■ TASK REQUIREMENTS ■
Copy every line of the listing exactly.

Start RECORD SET

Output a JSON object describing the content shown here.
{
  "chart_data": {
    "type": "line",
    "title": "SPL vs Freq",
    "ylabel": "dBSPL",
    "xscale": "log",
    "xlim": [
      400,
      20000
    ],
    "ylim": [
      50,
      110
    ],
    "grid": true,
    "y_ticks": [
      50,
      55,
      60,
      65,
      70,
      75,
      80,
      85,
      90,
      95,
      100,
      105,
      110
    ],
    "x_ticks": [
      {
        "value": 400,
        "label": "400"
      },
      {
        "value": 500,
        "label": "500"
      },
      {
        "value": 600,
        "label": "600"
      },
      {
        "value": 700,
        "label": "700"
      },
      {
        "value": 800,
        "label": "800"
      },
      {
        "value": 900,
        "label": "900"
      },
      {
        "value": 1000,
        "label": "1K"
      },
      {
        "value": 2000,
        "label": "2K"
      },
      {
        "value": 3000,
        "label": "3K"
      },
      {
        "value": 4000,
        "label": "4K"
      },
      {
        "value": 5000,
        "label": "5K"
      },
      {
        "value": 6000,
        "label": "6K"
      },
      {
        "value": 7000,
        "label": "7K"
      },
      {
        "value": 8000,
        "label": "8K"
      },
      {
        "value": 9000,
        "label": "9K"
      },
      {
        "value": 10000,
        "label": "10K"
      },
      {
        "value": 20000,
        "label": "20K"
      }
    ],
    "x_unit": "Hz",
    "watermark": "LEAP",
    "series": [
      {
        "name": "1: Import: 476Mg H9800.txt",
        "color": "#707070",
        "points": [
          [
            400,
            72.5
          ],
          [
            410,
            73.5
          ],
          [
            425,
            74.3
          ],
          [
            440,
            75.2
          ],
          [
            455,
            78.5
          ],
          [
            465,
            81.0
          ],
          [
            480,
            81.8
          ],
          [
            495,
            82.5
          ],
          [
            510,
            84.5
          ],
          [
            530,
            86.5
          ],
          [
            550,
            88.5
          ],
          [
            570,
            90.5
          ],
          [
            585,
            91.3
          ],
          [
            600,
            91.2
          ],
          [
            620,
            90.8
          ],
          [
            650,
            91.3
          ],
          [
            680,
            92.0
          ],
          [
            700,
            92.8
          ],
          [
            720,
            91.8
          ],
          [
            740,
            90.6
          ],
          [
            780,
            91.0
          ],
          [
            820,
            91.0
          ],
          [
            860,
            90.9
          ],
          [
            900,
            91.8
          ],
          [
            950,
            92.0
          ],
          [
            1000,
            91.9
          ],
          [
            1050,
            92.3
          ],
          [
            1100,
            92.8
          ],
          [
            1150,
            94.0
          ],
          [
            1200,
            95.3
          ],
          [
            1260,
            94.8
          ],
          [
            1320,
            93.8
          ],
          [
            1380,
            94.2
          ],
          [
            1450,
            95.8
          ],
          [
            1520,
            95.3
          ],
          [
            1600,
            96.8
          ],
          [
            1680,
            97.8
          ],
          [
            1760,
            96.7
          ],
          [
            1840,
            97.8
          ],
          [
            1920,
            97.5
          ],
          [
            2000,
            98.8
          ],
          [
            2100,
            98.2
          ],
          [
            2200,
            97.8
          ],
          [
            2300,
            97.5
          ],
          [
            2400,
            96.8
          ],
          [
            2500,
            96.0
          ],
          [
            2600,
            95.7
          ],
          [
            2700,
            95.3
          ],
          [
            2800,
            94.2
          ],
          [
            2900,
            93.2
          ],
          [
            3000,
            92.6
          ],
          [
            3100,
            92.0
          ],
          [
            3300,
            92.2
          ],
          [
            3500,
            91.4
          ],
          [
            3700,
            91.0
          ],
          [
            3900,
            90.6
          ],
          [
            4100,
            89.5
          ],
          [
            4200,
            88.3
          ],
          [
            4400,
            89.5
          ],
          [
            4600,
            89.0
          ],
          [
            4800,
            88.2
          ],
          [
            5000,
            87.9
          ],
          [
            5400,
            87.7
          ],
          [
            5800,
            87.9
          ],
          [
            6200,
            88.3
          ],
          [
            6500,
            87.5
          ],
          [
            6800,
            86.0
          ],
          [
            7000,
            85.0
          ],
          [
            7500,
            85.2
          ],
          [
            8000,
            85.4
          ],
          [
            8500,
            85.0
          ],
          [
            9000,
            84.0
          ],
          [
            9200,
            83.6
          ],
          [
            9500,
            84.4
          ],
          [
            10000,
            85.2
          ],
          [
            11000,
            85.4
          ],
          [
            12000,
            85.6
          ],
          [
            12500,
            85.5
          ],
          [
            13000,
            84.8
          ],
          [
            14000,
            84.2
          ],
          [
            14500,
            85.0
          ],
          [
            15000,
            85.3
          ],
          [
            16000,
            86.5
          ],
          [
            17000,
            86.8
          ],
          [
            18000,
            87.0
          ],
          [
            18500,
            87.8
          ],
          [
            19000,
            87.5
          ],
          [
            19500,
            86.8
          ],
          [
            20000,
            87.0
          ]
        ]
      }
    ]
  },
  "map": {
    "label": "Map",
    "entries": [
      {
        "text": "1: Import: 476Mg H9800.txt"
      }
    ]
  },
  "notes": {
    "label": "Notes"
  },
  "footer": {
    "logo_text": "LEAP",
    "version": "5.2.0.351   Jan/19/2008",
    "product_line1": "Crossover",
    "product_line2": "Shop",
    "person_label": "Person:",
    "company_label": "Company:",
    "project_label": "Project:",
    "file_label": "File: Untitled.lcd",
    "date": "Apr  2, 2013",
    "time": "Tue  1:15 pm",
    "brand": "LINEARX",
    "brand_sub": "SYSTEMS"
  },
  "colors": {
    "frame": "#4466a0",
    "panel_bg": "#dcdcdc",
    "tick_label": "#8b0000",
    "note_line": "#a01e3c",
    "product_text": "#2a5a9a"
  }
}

End RECORD SET

■ SOLUTION TO THE PROBLEM ■
Output a JSON object describing the content shown here.
{
  "chart_data": {
    "type": "line",
    "title": "SPL vs Freq",
    "ylabel": "dBSPL",
    "xscale": "log",
    "xlim": [
      400,
      20000
    ],
    "ylim": [
      50,
      110
    ],
    "grid": true,
    "y_ticks": [
      50,
      55,
      60,
      65,
      70,
      75,
      80,
      85,
      90,
      95,
      100,
      105,
      110
    ],
    "x_ticks": [
      {
        "value": 400,
        "label": "400"
      },
      {
        "value": 500,
        "label": "500"
      },
      {
        "value": 600,
        "label": "600"
      },
      {
        "value": 700,
        "label": "700"
      },
      {
        "value": 800,
        "label": "800"
      },
      {
        "value": 900,
        "label": "900"
      },
      {
        "value": 1000,
        "label": "1K"
      },
      {
        "value": 2000,
        "label": "2K"
      },
      {
        "value": 3000,
        "label": "3K"
      },
      {
        "value": 4000,
        "label": "4K"
      },
      {
        "value": 5000,
        "label": "5K"
      },
      {
        "value": 6000,
        "label": "6K"
      },
      {
        "value": 7000,
        "label": "7K"
      },
      {
        "value": 8000,
        "label": "8K"
      },
      {
        "value": 9000,
        "label": "9K"
      },
      {
        "value": 10000,
        "label": "10K"
      },
      {
        "value": 20000,
        "label": "20K"
      }
    ],
    "x_unit": "Hz",
    "watermark": "LEAP",
    "series": [
      {
        "name": "1: Import: 476Mg H9800.txt",
        "color": "#707070",
        "points": [
          [
            400,
            72.5
          ],
          [
            410,
            73.5
          ],
          [
            425,
            74.3
          ],
          [
            440,
            75.2
          ],
          [
            455,
            78.5
          ],
          [
            465,
            81.0
          ],
          [
            480,
            81.8
          ],
          [
            495,
            82.5
          ],
          [
            510,
            84.5
          ],
          [
            530,
            86.5
          ],
          [
            550,
            88.5
          ],
          [
            570,
            90.5
          ],
          [
            585,
            91.3
          ],
          [
            600,
            91.2
          ],
          [
            620,
            90.8
          ],
          [
            650,
            91.3
          ],
          [
            680,
            92.0
          ],
          [
            700,
            92.8
          ],
          [
            720,
            91.8
          ],
          [
            740,
            90.6
          ],
          [
            780,
            91.0
          ],
          [
            820,
            91.0
          ],
          [
            860,
            90.9
          ],
          [
            900,
            91.8
          ],
          [
            950,
            92.0
          ],
          [
            1000,
            91.9
          ],
          [
            1050,
            92.3
          ],
          [
            1100,
            92.8
          ],
          [
            1150,
            94.0
          ],
          [
            1200,
            95.3
          ],
          [
            1260,
            94.8
          ],
          [
            1320,
            93.8
          ],
          [
            1380,
            94.2
          ],
          [
            1450,
            95.8
          ],
          [
            1520,
            95.3
          ],
          [
            1600,
            96.8
          ],
          [
            1680,
            97.8
          ],
          [
            1760,
            96.7
          ],
          [
            1840,
            97.8
          ],
          [
            1920,
            97.5
          ],
          [
            2000,
            98.8
          ],
          [
            2100,
            98.2
          ],
          [
            2200,
            97.8
          ],
          [
            2300,
            97.5
          ],
          [
            2400,
            96.8
          ],
          [
            2500,
            96.0
          ],
          [
            2600,
            95.7
          ],
          [
            2700,
            95.3
          ],
          [
            2800,
            94.2
          ],
          [
            2900,
            93.2
          ],
          [
            3000,
            92.6
          ],
          [
            3100,
            92.0
          ],
          [
            3300,
            92.2
          ],
          [
            3500,
            91.4
          ],
          [
            3700,
            91.0
          ],
          [
            3900,
            90.6
          ],
          [
            4100,
            89.5
          ],
          [
            4200,
            88.3
          ],
          [
            4400,
            89.5
          ],
          [
            4600,
            89.0
          ],
          [
            4800,
            88.2
          ],
          [
            5000,
            87.9
          ],
          [
            5400,
            87.7
          ],
          [
            5800,
            87.9
          ],
          [
            6200,
            88.3
          ],
          [
            6500,
            87.5
          ],
          [
            6800,
            86.0
          ],
          [
            7000,
            85.0
          ],
          [
            7500,
            85.2
          ],
          [
            8000,
            85.4
          ],
          [
            8500,
            85.0
          ],
          [
            9000,
            84.0
          ],
          [
            9200,
            83.6
          ],
          [
            9500,
            84.4
          ],
          [
            10000,
            85.2
          ],
          [
            11000,
            85.4
          ],
          [
            12000,
            85.6
          ],
          [
            12500,
            85.5
          ],
          [
            13000,
            84.8
          ],
          [
            14000,
            84.2
          ],
          [
            14500,
            85.0
          ],
          [
            15000,
            85.3
          ],
          [
            16000,
            86.5
          ],
          [
            17000,
            86.8
          ],
          [
            18000,
            87.0
          ],
          [
            18500,
            87.8
          ],
          [
            19000,
            87.5
          ],
          [
            19500,
            86.8
          ],
          [
            20000,
            87.0
          ]
        ]
      }
    ]
  },
  "map": {
    "label": "Map",
    "entries": [
      {
        "text": "1: Import: 476Mg H9800.txt"
      }
    ]
  },
  "notes": {
    "label": "Notes"
  },
  "footer": {
    "logo_text": "LEAP",
    "version": "5.2.0.351   Jan/19/2008",
    "product_line1": "Crossover",
    "product_line2": "Shop",
    "person_label": "Person:",
    "company_label": "Company:",
    "project_label": "Project:",
    "file_label": "File: Untitled.lcd",
    "date": "Apr  2, 2013",
    "time": "Tue  1:15 pm",
    "brand": "LINEARX",
    "brand_sub": "SYSTEMS"
  },
  "colors": {
    "frame": "#4466a0",
    "panel_bg": "#dcdcdc",
    "tick_label": "#8b0000",
    "note_line": "#a01e3c",
    "product_text": "#2a5a9a"
  }
}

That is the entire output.